Excerpt to read |
......

The initial exposure value is corrected based upon the exposure
correction quantity thus extracted and the exposure value is reset.
Subsequently, in response to a shutter release operation (SW2 ON),
an image-capturing operation is executed at the adjusted exposure
value and the resulting image data are recorded into the memory
card MC.
[0040] Through the automatic exposure correction control described
above, an image manifesting a lower extent of appearance of white
areas due to over-exposure or black areas due to under-exposure is
ultimately recorded. In addition, since the camera automatically
decides whether to execute white area due to over-exposure
reduction processing or the black area due to under-exposure
reduction processing and obtains the optimal exposure correction
quantity for either the white area due to over-exposure reduction
or black area due to under-exposure reduction, even a novice
photographer is likely to be able to produce an optimally exposed
photograph simply by performing a photographing operation without
having to concern himself with exposure. Furthermore, since the
processing for determining the exposure correction quantity is
executed during the halfway press operation, a time lag to elapse
between the shutter release operation and the image recording
operation is exactly the same as that elapsing during a regular
photographing operation, thereby assuring stress-free handling of
the camera for the photographer.
[0041] As an alternative, a plurality of images may be captured at
varying exposure values in response to a shutter release operation
and an image manifesting the least extent of appearance of white
areas due to over-exposure or black areas due to under-exposure
among the plurality of images may be selected and recorded.
However, this alternative is not ideal since the time lag to elapse
between the shutter release operation and the recording completion
is bound to be protracted. In this case, since the photographer
cannot take the next picture immediately and thus, he may miss a
good photo opportunity.
[0042] In reference to FIGS. 2 to 4, each showing a processing
procedure for executing the control described above in software,
the automatic exposure correction operations are explained in
further detail.
[0043] FIG. 2 shows the basic camera operations executed based upon
a program. As the power to the camera is turned on, the program is
started up by the CPU 8, and in step S001, power ON processing is
executed. As the power ON processing is executed,
through-image-capturing, executed over 1/30 sec time intervals,
starts. In step S002, the liquid crystal monitor 10 is turned on
and in step S003, through image display at the liquid crystal
monitor 10 starts.
[0044] In step S101, AE processing, constituted with the
photometering operation and the exposure calculation explained
earlier, is executed and the exposure values are determined. In
step S102, AF processing is executed and the photographic lens 1 is
driven to the focus match position based upon the results of focal
point detection executed by a range finding device (not shown). The
processing in steps S101 and S102 is executed repeatedly until it
is decided that a halfway press operation has been performed in
step S103 or until power OFF is indicated in step S104. Each set of
the AF/AE results is reflected in the corresponding through image
on the through image display having been initially started in step
S003. If it is verified that power OFF has been indicated, the
liquid crystal monitor 10 is turned off in step S201 and power OFF
processing is executed in step S202 before the processing sequence
ends.

......

[Entries from a dataset]

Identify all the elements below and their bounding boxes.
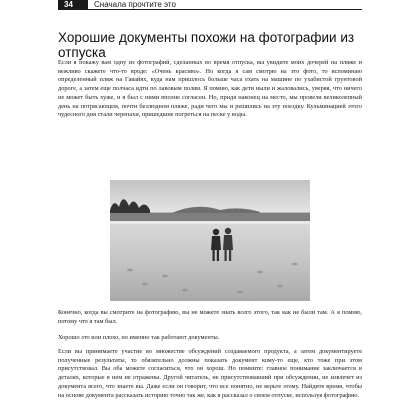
surf [110, 221, 310, 224]
paragraph-final: Если вы принимаете участие во множестве обсуждений создаваемого продукта, а затем документируете полученные результаты, то обязательно должны показать документ кому-то еще, кто тоже при этом присутствовал. Вы оба можете согласиться, что он хорош. Но помните: главное понимание заключается в деталях, которые в нем не отражены. Другой читатель, не присутствовавший при обсуждении, не извлечет из документа всего, что знаете вы. Даже если он говорит, что все понятно, не верьте этому. Найдите время, чтобы на основе документа рассказать историю точно так же, как я рассказал о своем отпуске, используя фотографию. [58, 348, 362, 399]
section-title: Хорошие документы похожи на фотографии из отпуска [58, 30, 355, 60]
running-title: Сначала прочтите это [94, 0, 176, 9]
header-rule [58, 9, 362, 10]
paragraph-short: Хорошо это или плохо, но именно так работают документы. [58, 334, 220, 341]
beach-photo-icon [110, 180, 310, 301]
running-header [58, 0, 362, 9]
paragraph-after-photo: Конечно, когда вы смотрите на фотографию, вы не можете знать всего этого, так как не были там. А я помню, потому что я там был. [58, 309, 362, 325]
beach-photo [110, 180, 310, 301]
sand [110, 224, 310, 301]
paragraph-intro: Если я покажу вам одну из фотографий, сделанных во время отпуска, вы увидите моих дочерей на пляже и вежливо скажете что-то вроде: «Очень красиво». Но когда я сам смотрю на это фото, то вспоминаю определенный пляж на Гавайях, куда нам пришлось больше часа ехать на машине по ухабистой грунтовой дороге, а затем еще полчаса идти по лавовым полям. Я помню, как дети ныли и жаловались, уверяя, что ничего не может быть хуже, и я был с ними вполне согласен. Но, придя наконец на место, мы провели великолепный день на потрясающем, почти безлюдном пляже, ради чего мы и решились на эту поездку. Кульминацией этого чудесного дня стали черепахи, пришедшие погреться на песке у воды. [58, 59, 362, 119]
page-number: 34 [58, 0, 88, 9]
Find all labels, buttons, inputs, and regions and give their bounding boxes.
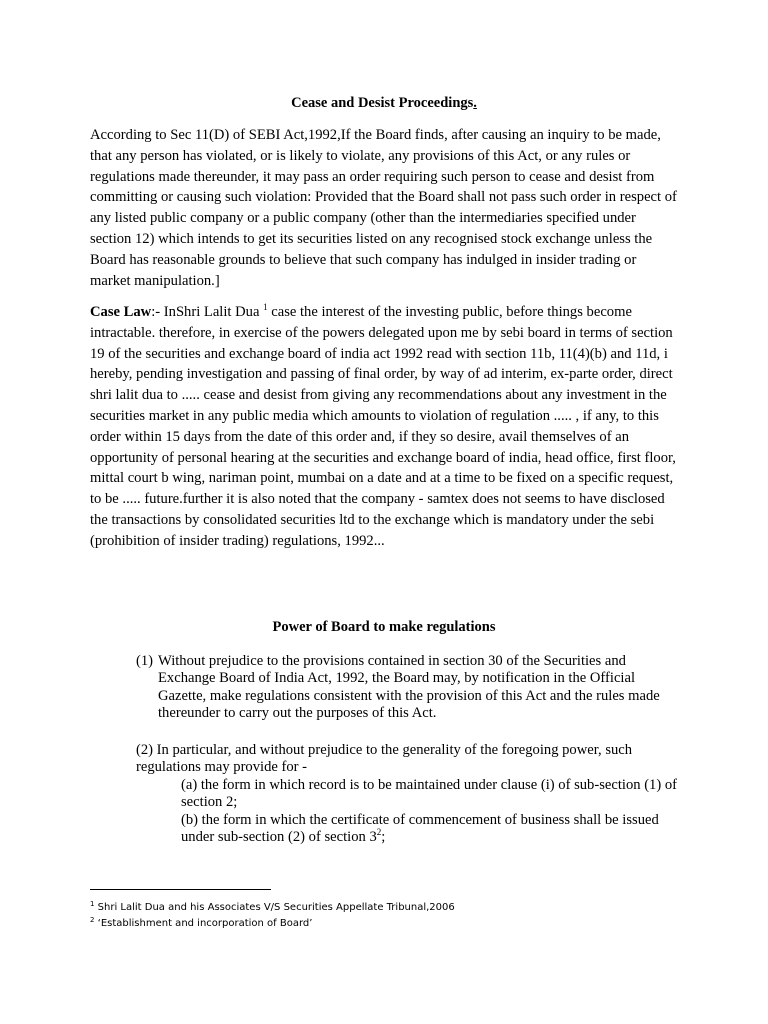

......

Required tasks |
**a)** From the camera exposure excerpt, list every camera component that appears with a reference label (a numeral or letters), giving each with its label.
**b)** Extract everything in the camera exposure excerpt from "[0041] As an" down to "further detail.".

The replies |
**a)**
- memory card MC
- photographic lens 1
- CPU 8
- liquid crystal monitor 10

**b)**
[0041] As an alternative, a plurality of images may be captured at
varying exposure values in response to a shutter release operation
and an image manifesting the least extent of appearance of white
areas due to over-exposure or black areas due to under-exposure
among the plurality of images may be selected and recorded.
However, this alternative is not ideal since the time lag to elapse
between the shutter release operation and the recording completion
is bound to be protracted. In this case, since the photographer
cannot take the next picture immediately and thus, he may miss a
good photo opportunity.
[0042] In reference to FIGS. 2 to 4, each showing a processing
procedure for executing the control described above in software,
the automatic exposure correction operations are explained in
further detail.